• **EXERCISE AIM**
Repeat the records verbatim and leave the pictures out of your copy.

• **PROVIDED ENTRIES**
....................
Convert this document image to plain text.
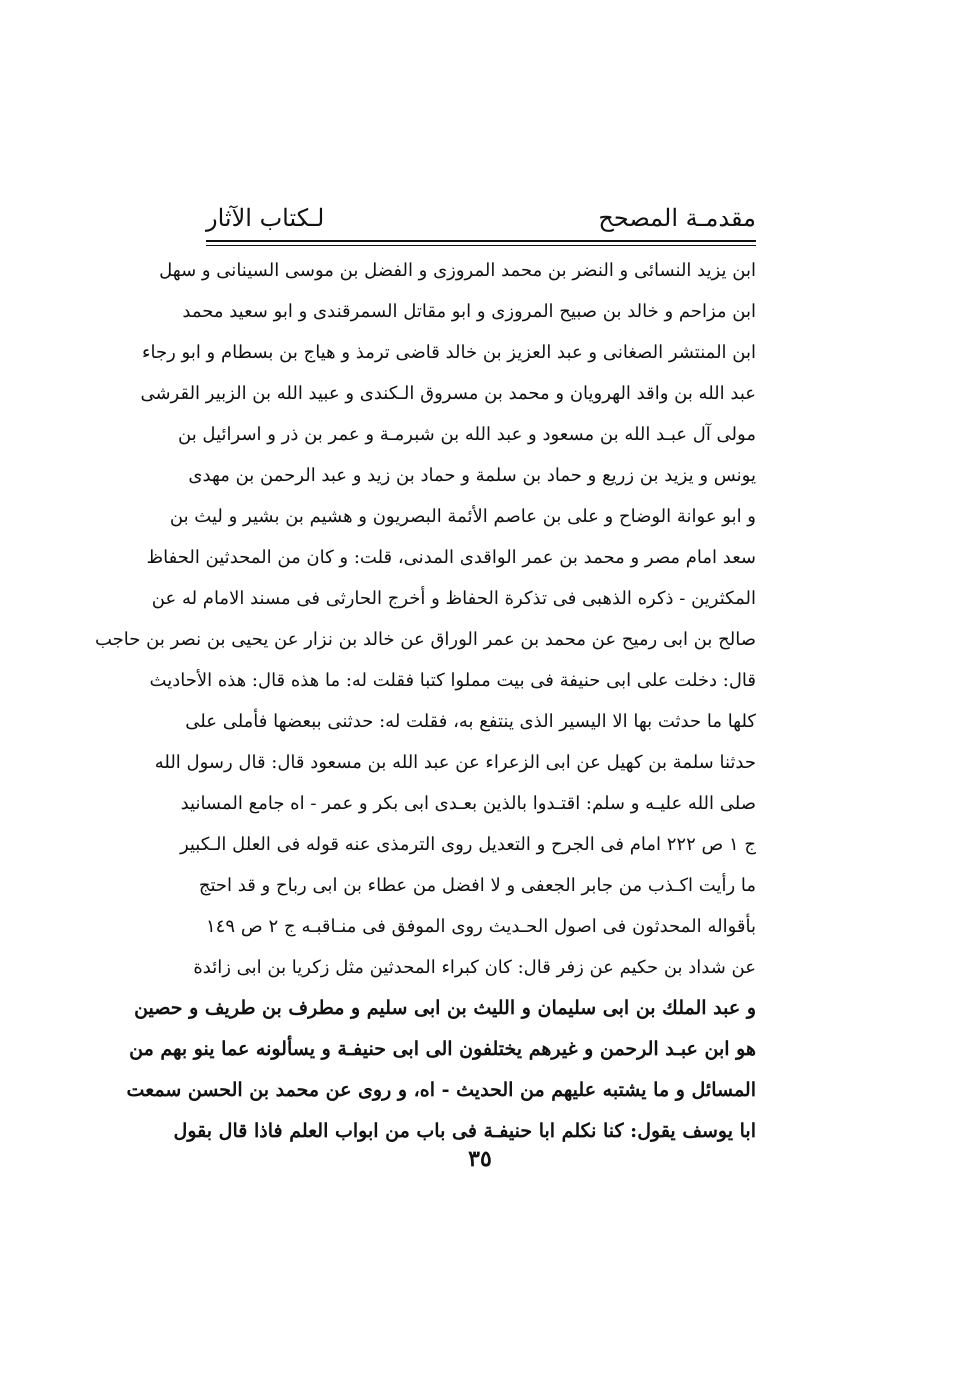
مقدمـة المصحح
لـكتاب الآثار
ابن يزيد النسائى و النضر بن محمد المروزى و الفضل بن موسى السينانى و سهل
ابن مزاحم و خالد بن صبيح المروزى و ابو مقاتل السمرقندى و ابو سعيد محمد
ابن المنتشر الصغانى و عبد العزيز بن خالد قاضى ترمذ و هياج بن بسطام و ابو رجاء
عبد الله بن واقد الهرويان و محمد بن مسروق الـكندى و عبيد الله بن الزبير القرشى
مولى آل عبـد الله بن مسعود و عبد الله بن شبرمـة و عمر بن ذر و اسرائيل بن
يونس و يزيد بن زريع و حماد بن سلمة و حماد بن زيد و عبد الرحمن بن مهدى
و ابو عوانة الوضاح و على بن عاصم الأئمة البصريون و هشيم بن بشير و ليث بن
سعد امام مصر و محمد بن عمر الواقدى المدنى، قلت: و كان من المحدثين الحفاظ
المكثرين - ذكره الذهبى فى تذكرة الحفاظ و أخرج الحارثى فى مسند الامام له عن
صالح بن ابى رميح عن محمد بن عمر الوراق عن خالد بن نزار عن يحيى بن نصر بن حاجب
قال: دخلت على ابى حنيفة فى بيت مملوا كتبا فقلت له: ما هذه قال: هذه الأحاديث
كلها ما حدثت بها الا اليسير الذى ينتفع به، فقلت له: حدثنى ببعضها فأملى على
حدثنا سلمة بن كهيل عن ابى الزعراء عن عبد الله بن مسعود قال: قال رسول الله
صلى الله عليـه و سلم: اقتـدوا بالذين بعـدى ابى بكر و عمر - اه جامع المسانيد
ج ١ ص ٢٢٢ امام فى الجرح و التعديل روى الترمذى عنه قوله فى العلل الـكبير
ما رأيت اكـذب من جابر الجعفى و لا افضل من عطاء بن ابى رباح و قد احتج
بأقواله المحدثون فى اصول الحـديث روى الموفق فى منـاقبـه ج ٢ ص ١٤٩
عن شداد بن حكيم عن زفر قال: كان كبراء المحدثين مثل زكريا بن ابى زائدة
و عبد الملك بن ابى سليمان و الليث بن ابى سليم و مطرف بن طريف و حصين
هو ابن عبـد الرحمن و غيرهم يختلفون الى ابى حنيفـة و يسألونه عما ينو بهم من
المسائل و ما يشتبه عليهم من الحديث - اه، و روى عن محمد بن الحسن سمعت
ابا يوسف يقول: كنا نكلم ابا حنيفـة فى باب من ابواب العلم فاذا قال بقول
٣٥
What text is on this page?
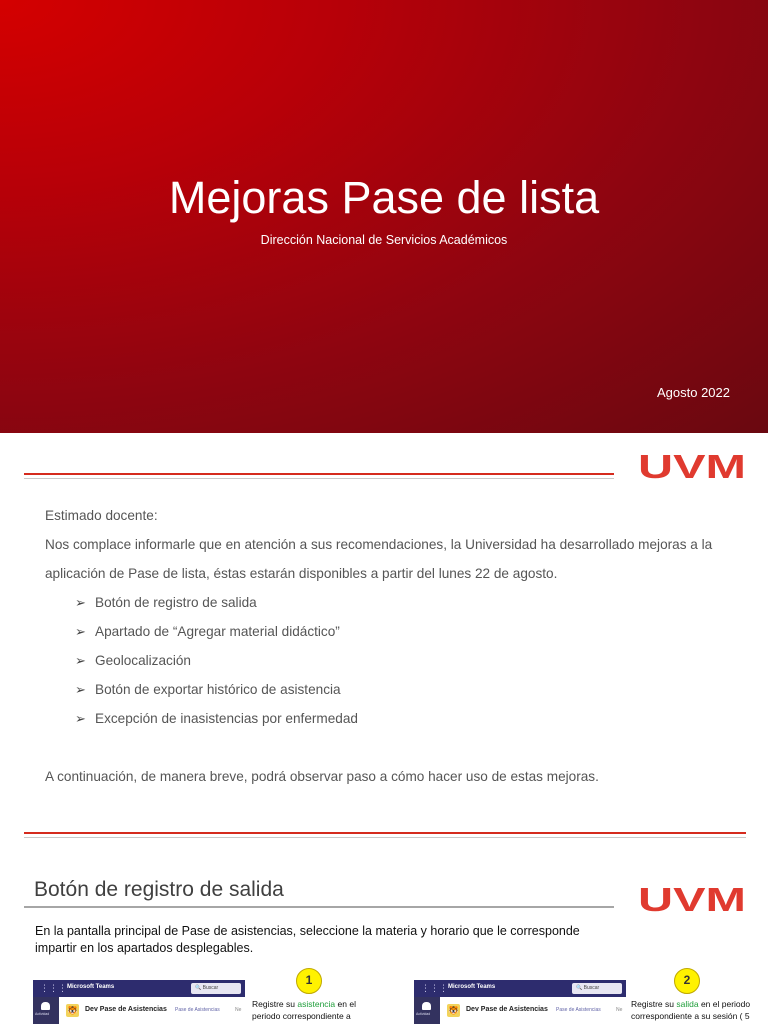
Mejoras Pase de lista
Dirección Nacional de Servicios Académicos
Agosto 2022
UVM

Estimado docente:

Nos complace informarle que en atención a sus recomendaciones, la Universidad ha desarrollado mejoras a la aplicación de Pase de lista, éstas estarán disponibles a partir del lunes 22 de agosto.

➢ Botón de registro de salida
➢ Apartado de “Agregar material didáctico”
➢ Geolocalización
➢ Botón de exportar histórico de asistencia
➢ Excepción de inasistencias por enfermedad

A continuación, de manera breve, podrá observar paso a cómo hacer uso de estas mejoras.

Botón de registro de salida	UVM
En la pantalla principal de Pase de asistencias, seleccione la materia y horario que le corresponde impartir en los apartados desplegables.
⋮⋮⋮ Microsoft Teams	🔍 Buscar
Actividad 🐯 Dev Pase de Asistencias Pase de Asistencias	Ne
1
Registre su asistencia en el periodo correspondiente a
⋮⋮⋮ Microsoft Teams	🔍 Buscar
Actividad 🐯 Dev Pase de Asistencias Pase de Asistencias	Ne
2
Registre su salida en el periodo correspondiente a su sesión ( 5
....................
• **WRITTEN RESPONSE**
Convert this document image to plain text.
مقدمـة المصحح
لـكتاب الآثار
ابن يزيد النسائى و النضر بن محمد المروزى و الفضل بن موسى السينانى و سهل
ابن مزاحم و خالد بن صبيح المروزى و ابو مقاتل السمرقندى و ابو سعيد محمد
ابن المنتشر الصغانى و عبد العزيز بن خالد قاضى ترمذ و هياج بن بسطام و ابو رجاء
عبد الله بن واقد الهرويان و محمد بن مسروق الـكندى و عبيد الله بن الزبير القرشى
مولى آل عبـد الله بن مسعود و عبد الله بن شبرمـة و عمر بن ذر و اسرائيل بن
يونس و يزيد بن زريع و حماد بن سلمة و حماد بن زيد و عبد الرحمن بن مهدى
و ابو عوانة الوضاح و على بن عاصم الأئمة البصريون و هشيم بن بشير و ليث بن
سعد امام مصر و محمد بن عمر الواقدى المدنى، قلت: و كان من المحدثين الحفاظ
المكثرين - ذكره الذهبى فى تذكرة الحفاظ و أخرج الحارثى فى مسند الامام له عن
صالح بن ابى رميح عن محمد بن عمر الوراق عن خالد بن نزار عن يحيى بن نصر بن حاجب
قال: دخلت على ابى حنيفة فى بيت مملوا كتبا فقلت له: ما هذه قال: هذه الأحاديث
كلها ما حدثت بها الا اليسير الذى ينتفع به، فقلت له: حدثنى ببعضها فأملى على
حدثنا سلمة بن كهيل عن ابى الزعراء عن عبد الله بن مسعود قال: قال رسول الله
صلى الله عليـه و سلم: اقتـدوا بالذين بعـدى ابى بكر و عمر - اه جامع المسانيد
ج ١ ص ٢٢٢ امام فى الجرح و التعديل روى الترمذى عنه قوله فى العلل الـكبير
ما رأيت اكـذب من جابر الجعفى و لا افضل من عطاء بن ابى رباح و قد احتج
بأقواله المحدثون فى اصول الحـديث روى الموفق فى منـاقبـه ج ٢ ص ١٤٩
عن شداد بن حكيم عن زفر قال: كان كبراء المحدثين مثل زكريا بن ابى زائدة
و عبد الملك بن ابى سليمان و الليث بن ابى سليم و مطرف بن طريف و حصين
هو ابن عبـد الرحمن و غيرهم يختلفون الى ابى حنيفـة و يسألونه عما ينو بهم من
المسائل و ما يشتبه عليهم من الحديث - اه، و روى عن محمد بن الحسن سمعت
ابا يوسف يقول: كنا نكلم ابا حنيفـة فى باب من ابواب العلم فاذا قال بقول
٣٥
What text is on this page?
Mejoras Pase de lista
Dirección Nacional de Servicios Académicos
Agosto 2022
UVM

Estimado docente:

Nos complace informarle que en atención a sus recomendaciones, la Universidad ha desarrollado mejoras a la aplicación de Pase de lista, éstas estarán disponibles a partir del lunes 22 de agosto.

➢ Botón de registro de salida
➢ Apartado de “Agregar material didáctico”
➢ Geolocalización
➢ Botón de exportar histórico de asistencia
➢ Excepción de inasistencias por enfermedad

A continuación, de manera breve, podrá observar paso a cómo hacer uso de estas mejoras.

Botón de registro de salida	UVM
En la pantalla principal de Pase de asistencias, seleccione la materia y horario que le corresponde impartir en los apartados desplegables.
⋮⋮⋮ Microsoft Teams	🔍 Buscar
Actividad 🐯 Dev Pase de Asistencias Pase de Asistencias	Ne
1
Registre su asistencia en el periodo correspondiente a
⋮⋮⋮ Microsoft Teams	🔍 Buscar
Actividad 🐯 Dev Pase de Asistencias Pase de Asistencias	Ne
2
Registre su salida en el periodo correspondiente a su sesión ( 5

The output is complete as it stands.